-- Dataset entries --
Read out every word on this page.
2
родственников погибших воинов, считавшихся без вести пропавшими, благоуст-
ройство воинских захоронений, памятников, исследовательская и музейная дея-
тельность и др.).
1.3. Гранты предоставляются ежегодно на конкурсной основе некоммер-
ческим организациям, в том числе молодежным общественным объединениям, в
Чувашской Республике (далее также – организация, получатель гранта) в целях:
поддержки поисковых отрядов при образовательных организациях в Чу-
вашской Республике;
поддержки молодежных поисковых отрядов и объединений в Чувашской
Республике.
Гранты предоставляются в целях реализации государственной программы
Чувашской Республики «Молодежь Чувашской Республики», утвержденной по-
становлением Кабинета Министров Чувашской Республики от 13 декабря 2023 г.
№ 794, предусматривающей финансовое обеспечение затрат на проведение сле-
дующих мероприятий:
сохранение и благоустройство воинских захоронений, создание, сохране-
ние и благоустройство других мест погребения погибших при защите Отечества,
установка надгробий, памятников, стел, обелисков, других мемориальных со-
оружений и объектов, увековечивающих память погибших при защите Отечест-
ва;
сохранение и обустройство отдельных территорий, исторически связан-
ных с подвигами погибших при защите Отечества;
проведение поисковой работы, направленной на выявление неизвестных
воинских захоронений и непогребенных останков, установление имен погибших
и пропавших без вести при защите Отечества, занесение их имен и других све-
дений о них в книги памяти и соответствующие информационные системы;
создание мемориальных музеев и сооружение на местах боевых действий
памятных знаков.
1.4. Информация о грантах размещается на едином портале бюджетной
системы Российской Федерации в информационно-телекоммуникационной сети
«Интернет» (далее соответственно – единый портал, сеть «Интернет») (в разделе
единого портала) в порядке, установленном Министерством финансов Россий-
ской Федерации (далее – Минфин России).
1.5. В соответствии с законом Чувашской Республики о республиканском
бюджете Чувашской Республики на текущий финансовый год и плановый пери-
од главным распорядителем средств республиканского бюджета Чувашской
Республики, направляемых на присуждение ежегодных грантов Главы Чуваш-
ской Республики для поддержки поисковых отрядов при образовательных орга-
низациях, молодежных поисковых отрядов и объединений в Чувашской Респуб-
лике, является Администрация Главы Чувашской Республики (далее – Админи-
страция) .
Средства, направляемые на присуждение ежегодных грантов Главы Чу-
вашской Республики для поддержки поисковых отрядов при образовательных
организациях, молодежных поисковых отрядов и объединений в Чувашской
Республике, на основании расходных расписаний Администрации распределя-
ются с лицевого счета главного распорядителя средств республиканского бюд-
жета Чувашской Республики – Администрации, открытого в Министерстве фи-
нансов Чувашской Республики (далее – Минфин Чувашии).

-- Exercise instructions --
Check each line above for the word "Отечества" and say how many have it, with nothing else.

-- Problem solution --
3